● **GIVEN REQUEST**: Quote the whole listing word for word, please.

● **DATA TO PROCESS**:
== == ==

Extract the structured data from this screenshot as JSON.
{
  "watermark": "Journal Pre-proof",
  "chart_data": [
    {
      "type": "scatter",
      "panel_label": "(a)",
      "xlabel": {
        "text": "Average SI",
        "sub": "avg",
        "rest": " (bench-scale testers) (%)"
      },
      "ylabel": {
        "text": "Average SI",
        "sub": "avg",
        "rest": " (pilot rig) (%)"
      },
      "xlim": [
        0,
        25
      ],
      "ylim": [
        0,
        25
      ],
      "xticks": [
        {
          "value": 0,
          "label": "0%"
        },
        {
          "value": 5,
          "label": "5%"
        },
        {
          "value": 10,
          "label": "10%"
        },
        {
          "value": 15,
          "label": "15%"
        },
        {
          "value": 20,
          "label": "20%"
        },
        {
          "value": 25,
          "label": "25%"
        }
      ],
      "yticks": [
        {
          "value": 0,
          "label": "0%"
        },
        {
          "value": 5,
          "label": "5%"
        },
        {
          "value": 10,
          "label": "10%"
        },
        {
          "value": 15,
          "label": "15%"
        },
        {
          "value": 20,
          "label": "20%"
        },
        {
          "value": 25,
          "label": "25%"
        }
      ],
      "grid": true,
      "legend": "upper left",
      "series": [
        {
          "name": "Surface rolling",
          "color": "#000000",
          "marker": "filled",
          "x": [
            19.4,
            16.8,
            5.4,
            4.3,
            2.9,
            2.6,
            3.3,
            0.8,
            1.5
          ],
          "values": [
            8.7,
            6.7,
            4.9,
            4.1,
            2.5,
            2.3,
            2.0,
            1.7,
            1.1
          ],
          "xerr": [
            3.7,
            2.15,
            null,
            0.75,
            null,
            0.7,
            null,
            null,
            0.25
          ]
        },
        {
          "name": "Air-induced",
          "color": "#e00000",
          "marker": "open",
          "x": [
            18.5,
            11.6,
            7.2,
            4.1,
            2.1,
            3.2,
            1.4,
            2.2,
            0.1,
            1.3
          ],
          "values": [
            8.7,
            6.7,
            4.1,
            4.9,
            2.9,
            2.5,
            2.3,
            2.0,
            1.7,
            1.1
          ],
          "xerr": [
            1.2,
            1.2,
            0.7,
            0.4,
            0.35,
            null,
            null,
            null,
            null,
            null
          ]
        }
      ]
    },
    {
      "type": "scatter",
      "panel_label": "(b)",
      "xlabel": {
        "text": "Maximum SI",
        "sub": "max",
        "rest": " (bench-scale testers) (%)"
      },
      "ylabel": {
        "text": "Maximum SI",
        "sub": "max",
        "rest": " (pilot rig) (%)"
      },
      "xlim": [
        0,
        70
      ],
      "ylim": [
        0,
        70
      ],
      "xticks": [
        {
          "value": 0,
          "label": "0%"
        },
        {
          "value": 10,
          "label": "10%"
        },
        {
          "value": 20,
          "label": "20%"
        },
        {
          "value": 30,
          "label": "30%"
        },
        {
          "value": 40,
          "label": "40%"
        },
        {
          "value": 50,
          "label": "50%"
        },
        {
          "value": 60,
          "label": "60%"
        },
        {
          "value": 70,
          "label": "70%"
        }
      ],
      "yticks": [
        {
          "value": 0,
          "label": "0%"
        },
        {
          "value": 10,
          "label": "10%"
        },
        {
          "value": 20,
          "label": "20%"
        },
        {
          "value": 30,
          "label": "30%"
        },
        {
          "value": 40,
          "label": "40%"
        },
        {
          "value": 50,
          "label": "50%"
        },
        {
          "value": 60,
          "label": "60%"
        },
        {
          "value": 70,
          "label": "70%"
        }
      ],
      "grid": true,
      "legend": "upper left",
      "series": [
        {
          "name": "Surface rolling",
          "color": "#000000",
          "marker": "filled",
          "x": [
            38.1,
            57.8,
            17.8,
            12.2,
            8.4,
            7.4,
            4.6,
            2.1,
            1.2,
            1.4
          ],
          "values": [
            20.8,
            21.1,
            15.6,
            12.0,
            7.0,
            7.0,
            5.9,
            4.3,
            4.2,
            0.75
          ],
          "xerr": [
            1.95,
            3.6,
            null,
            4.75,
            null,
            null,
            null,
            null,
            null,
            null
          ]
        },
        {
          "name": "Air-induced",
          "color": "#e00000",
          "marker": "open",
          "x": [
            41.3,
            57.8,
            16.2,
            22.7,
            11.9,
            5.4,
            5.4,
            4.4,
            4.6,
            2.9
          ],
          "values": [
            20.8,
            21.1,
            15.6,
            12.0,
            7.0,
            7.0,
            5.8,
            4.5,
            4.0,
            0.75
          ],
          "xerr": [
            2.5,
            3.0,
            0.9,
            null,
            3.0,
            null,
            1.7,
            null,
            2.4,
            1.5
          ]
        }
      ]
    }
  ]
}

== == ==

● **FINAL RESULT**:
Extract the structured data from this screenshot as JSON.
{
  "watermark": "Journal Pre-proof",
  "chart_data": [
    {
      "type": "scatter",
      "panel_label": "(a)",
      "xlabel": {
        "text": "Average SI",
        "sub": "avg",
        "rest": " (bench-scale testers) (%)"
      },
      "ylabel": {
        "text": "Average SI",
        "sub": "avg",
        "rest": " (pilot rig) (%)"
      },
      "xlim": [
        0,
        25
      ],
      "ylim": [
        0,
        25
      ],
      "xticks": [
        {
          "value": 0,
          "label": "0%"
        },
        {
          "value": 5,
          "label": "5%"
        },
        {
          "value": 10,
          "label": "10%"
        },
        {
          "value": 15,
          "label": "15%"
        },
        {
          "value": 20,
          "label": "20%"
        },
        {
          "value": 25,
          "label": "25%"
        }
      ],
      "yticks": [
        {
          "value": 0,
          "label": "0%"
        },
        {
          "value": 5,
          "label": "5%"
        },
        {
          "value": 10,
          "label": "10%"
        },
        {
          "value": 15,
          "label": "15%"
        },
        {
          "value": 20,
          "label": "20%"
        },
        {
          "value": 25,
          "label": "25%"
        }
      ],
      "grid": true,
      "legend": "upper left",
      "series": [
        {
          "name": "Surface rolling",
          "color": "#000000",
          "marker": "filled",
          "x": [
            19.4,
            16.8,
            5.4,
            4.3,
            2.9,
            2.6,
            3.3,
            0.8,
            1.5
          ],
          "values": [
            8.7,
            6.7,
            4.9,
            4.1,
            2.5,
            2.3,
            2.0,
            1.7,
            1.1
          ],
          "xerr": [
            3.7,
            2.15,
            null,
            0.75,
            null,
            0.7,
            null,
            null,
            0.25
          ]
        },
        {
          "name": "Air-induced",
          "color": "#e00000",
          "marker": "open",
          "x": [
            18.5,
            11.6,
            7.2,
            4.1,
            2.1,
            3.2,
            1.4,
            2.2,
            0.1,
            1.3
          ],
          "values": [
            8.7,
            6.7,
            4.1,
            4.9,
            2.9,
            2.5,
            2.3,
            2.0,
            1.7,
            1.1
          ],
          "xerr": [
            1.2,
            1.2,
            0.7,
            0.4,
            0.35,
            null,
            null,
            null,
            null,
            null
          ]
        }
      ]
    },
    {
      "type": "scatter",
      "panel_label": "(b)",
      "xlabel": {
        "text": "Maximum SI",
        "sub": "max",
        "rest": " (bench-scale testers) (%)"
      },
      "ylabel": {
        "text": "Maximum SI",
        "sub": "max",
        "rest": " (pilot rig) (%)"
      },
      "xlim": [
        0,
        70
      ],
      "ylim": [
        0,
        70
      ],
      "xticks": [
        {
          "value": 0,
          "label": "0%"
        },
        {
          "value": 10,
          "label": "10%"
        },
        {
          "value": 20,
          "label": "20%"
        },
        {
          "value": 30,
          "label": "30%"
        },
        {
          "value": 40,
          "label": "40%"
        },
        {
          "value": 50,
          "label": "50%"
        },
        {
          "value": 60,
          "label": "60%"
        },
        {
          "value": 70,
          "label": "70%"
        }
      ],
      "yticks": [
        {
          "value": 0,
          "label": "0%"
        },
        {
          "value": 10,
          "label": "10%"
        },
        {
          "value": 20,
          "label": "20%"
        },
        {
          "value": 30,
          "label": "30%"
        },
        {
          "value": 40,
          "label": "40%"
        },
        {
          "value": 50,
          "label": "50%"
        },
        {
          "value": 60,
          "label": "60%"
        },
        {
          "value": 70,
          "label": "70%"
        }
      ],
      "grid": true,
      "legend": "upper left",
      "series": [
        {
          "name": "Surface rolling",
          "color": "#000000",
          "marker": "filled",
          "x": [
            38.1,
            57.8,
            17.8,
            12.2,
            8.4,
            7.4,
            4.6,
            2.1,
            1.2,
            1.4
          ],
          "values": [
            20.8,
            21.1,
            15.6,
            12.0,
            7.0,
            7.0,
            5.9,
            4.3,
            4.2,
            0.75
          ],
          "xerr": [
            1.95,
            3.6,
            null,
            4.75,
            null,
            null,
            null,
            null,
            null,
            null
          ]
        },
        {
          "name": "Air-induced",
          "color": "#e00000",
          "marker": "open",
          "x": [
            41.3,
            57.8,
            16.2,
            22.7,
            11.9,
            5.4,
            5.4,
            4.4,
            4.6,
            2.9
          ],
          "values": [
            20.8,
            21.1,
            15.6,
            12.0,
            7.0,
            7.0,
            5.8,
            4.5,
            4.0,
            0.75
          ],
          "xerr": [
            2.5,
            3.0,
            0.9,
            null,
            3.0,
            null,
            1.7,
            null,
            2.4,
            1.5
          ]
        }
      ]
    }
  ]
}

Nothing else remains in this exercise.